## Task objective
In the material below, identify each line bearing the word "content". Reproduce those lines.

## Dataset
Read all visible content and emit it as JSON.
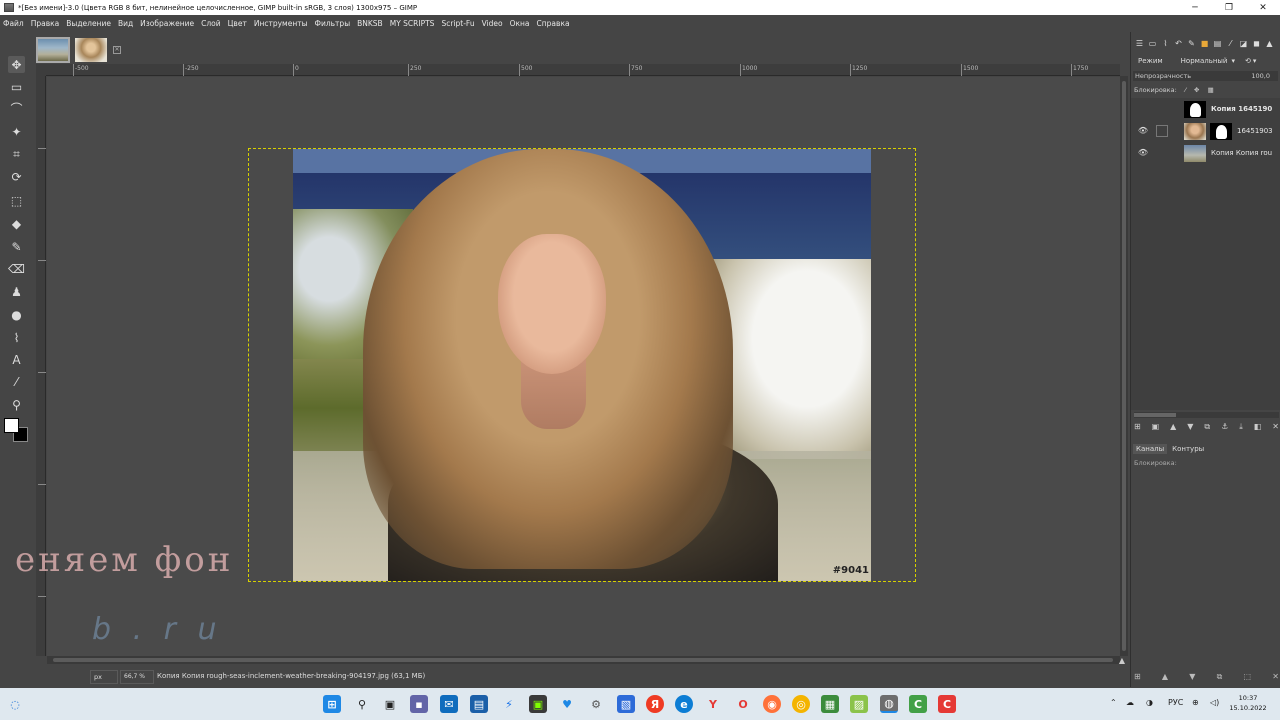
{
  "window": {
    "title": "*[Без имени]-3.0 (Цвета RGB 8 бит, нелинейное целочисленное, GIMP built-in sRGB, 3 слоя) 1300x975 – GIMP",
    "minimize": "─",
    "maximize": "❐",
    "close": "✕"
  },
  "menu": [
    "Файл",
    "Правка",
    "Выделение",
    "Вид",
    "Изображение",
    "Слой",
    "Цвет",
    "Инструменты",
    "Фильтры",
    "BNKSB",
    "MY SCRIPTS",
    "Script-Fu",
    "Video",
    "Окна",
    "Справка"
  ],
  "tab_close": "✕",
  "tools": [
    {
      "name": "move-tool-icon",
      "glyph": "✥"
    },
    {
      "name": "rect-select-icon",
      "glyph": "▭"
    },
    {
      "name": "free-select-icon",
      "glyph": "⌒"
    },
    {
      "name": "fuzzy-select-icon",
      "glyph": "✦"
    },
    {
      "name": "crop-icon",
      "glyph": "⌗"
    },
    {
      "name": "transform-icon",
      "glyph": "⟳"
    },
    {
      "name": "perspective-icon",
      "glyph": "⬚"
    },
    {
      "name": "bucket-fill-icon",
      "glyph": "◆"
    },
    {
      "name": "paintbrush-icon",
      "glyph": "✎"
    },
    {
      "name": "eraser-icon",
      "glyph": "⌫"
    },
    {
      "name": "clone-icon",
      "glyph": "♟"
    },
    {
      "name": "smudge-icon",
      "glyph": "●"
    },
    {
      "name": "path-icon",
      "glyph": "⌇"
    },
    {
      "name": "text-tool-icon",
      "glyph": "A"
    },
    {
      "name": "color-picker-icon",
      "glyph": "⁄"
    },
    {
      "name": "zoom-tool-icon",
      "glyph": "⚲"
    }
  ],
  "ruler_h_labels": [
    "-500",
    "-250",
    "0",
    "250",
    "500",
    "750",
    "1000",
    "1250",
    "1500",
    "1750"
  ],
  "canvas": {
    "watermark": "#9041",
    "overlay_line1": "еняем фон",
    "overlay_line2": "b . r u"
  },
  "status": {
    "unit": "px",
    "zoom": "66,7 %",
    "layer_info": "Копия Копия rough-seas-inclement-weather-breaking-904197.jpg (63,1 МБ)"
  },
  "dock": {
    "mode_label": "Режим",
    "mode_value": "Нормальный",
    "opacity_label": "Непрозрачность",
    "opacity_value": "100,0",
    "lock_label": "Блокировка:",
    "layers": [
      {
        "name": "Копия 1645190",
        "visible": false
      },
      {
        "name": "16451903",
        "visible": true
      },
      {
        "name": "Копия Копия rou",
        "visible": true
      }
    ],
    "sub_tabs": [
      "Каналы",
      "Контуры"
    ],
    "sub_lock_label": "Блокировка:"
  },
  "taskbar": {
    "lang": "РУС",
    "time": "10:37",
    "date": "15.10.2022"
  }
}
---
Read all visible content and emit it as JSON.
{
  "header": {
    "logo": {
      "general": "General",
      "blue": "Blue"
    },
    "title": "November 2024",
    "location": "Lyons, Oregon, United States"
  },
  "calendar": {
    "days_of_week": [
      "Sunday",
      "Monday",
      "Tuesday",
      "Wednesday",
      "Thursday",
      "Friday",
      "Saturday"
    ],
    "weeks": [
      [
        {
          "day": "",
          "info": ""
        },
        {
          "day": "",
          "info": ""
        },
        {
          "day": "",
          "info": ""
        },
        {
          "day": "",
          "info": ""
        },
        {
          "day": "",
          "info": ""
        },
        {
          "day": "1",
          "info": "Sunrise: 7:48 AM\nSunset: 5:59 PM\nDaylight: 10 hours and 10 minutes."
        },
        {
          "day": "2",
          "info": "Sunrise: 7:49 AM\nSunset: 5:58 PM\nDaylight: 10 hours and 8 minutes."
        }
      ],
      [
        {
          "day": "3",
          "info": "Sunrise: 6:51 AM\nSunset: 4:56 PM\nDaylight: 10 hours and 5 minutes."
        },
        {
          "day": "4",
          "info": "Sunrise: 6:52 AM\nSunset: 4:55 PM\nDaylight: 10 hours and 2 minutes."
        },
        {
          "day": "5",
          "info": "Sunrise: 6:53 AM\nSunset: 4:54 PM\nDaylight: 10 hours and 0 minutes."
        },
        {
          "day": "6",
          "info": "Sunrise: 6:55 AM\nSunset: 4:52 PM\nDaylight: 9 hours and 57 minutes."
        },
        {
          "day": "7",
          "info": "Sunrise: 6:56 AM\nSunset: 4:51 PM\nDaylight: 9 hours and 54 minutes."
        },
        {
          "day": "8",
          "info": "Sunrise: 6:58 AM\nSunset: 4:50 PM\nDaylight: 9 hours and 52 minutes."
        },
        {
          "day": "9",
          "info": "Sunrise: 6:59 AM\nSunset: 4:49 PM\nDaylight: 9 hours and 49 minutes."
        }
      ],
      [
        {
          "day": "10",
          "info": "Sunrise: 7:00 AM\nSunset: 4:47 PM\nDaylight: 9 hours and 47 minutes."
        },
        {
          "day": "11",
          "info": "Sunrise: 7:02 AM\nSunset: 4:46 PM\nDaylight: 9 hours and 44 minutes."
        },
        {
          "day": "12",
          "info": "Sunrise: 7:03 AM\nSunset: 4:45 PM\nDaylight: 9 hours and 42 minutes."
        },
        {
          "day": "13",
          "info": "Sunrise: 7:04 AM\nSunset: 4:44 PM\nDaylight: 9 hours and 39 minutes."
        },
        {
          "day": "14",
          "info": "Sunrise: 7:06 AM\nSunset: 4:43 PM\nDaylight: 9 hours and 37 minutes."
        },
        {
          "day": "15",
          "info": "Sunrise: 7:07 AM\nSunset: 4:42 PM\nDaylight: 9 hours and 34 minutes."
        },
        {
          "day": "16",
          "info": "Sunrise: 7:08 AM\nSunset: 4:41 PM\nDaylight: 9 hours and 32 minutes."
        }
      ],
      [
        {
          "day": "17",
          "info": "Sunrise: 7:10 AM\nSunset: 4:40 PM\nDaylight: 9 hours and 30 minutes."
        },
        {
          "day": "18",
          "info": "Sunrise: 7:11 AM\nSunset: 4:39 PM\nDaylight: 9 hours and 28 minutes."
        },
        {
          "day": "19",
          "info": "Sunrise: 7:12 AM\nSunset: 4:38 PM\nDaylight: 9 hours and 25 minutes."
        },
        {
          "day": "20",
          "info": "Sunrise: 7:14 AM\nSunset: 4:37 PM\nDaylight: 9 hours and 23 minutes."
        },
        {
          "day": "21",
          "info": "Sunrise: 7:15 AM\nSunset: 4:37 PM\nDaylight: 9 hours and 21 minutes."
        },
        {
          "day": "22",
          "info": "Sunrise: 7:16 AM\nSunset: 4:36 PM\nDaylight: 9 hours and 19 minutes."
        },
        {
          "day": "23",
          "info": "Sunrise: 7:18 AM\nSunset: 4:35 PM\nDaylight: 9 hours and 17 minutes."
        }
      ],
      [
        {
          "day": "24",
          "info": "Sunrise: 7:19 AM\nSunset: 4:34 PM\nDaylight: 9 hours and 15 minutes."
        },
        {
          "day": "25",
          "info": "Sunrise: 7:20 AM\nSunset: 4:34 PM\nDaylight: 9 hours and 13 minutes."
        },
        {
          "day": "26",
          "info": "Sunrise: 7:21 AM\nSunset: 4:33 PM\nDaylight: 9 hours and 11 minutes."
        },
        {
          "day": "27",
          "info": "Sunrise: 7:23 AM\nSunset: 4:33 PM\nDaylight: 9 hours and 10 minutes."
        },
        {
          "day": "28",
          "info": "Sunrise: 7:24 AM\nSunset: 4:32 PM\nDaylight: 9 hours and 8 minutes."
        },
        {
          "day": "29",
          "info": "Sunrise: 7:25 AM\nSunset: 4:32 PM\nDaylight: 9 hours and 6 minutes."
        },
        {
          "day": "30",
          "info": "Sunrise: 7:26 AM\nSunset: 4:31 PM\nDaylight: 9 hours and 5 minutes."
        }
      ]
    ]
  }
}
==
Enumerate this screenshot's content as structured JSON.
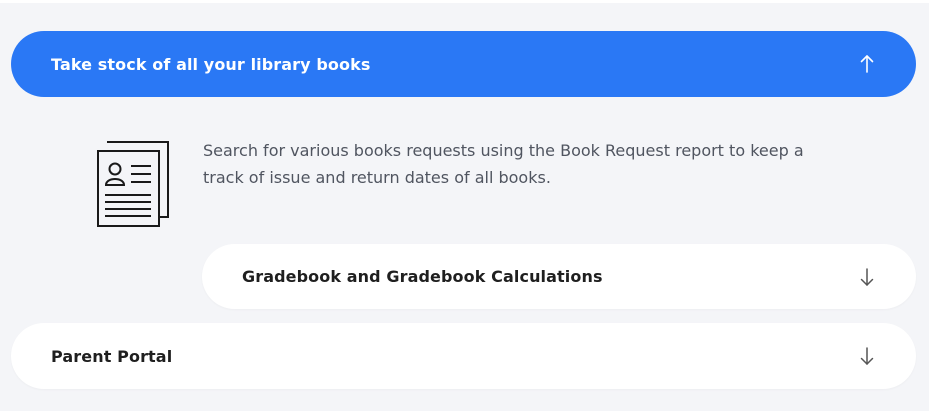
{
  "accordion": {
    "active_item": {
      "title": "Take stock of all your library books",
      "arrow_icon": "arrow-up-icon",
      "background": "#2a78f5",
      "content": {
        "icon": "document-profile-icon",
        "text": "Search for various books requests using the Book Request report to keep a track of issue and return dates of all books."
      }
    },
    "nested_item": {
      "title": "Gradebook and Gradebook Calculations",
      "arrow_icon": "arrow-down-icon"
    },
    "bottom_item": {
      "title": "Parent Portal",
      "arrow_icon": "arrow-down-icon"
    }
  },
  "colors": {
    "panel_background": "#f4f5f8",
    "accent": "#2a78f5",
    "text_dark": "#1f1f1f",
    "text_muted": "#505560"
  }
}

## Written solution
Read all visible content and emit it as JSON.
Read all visible content and emit it as JSON.
Enumerate this screenshot's content as structured JSON.
      "content": {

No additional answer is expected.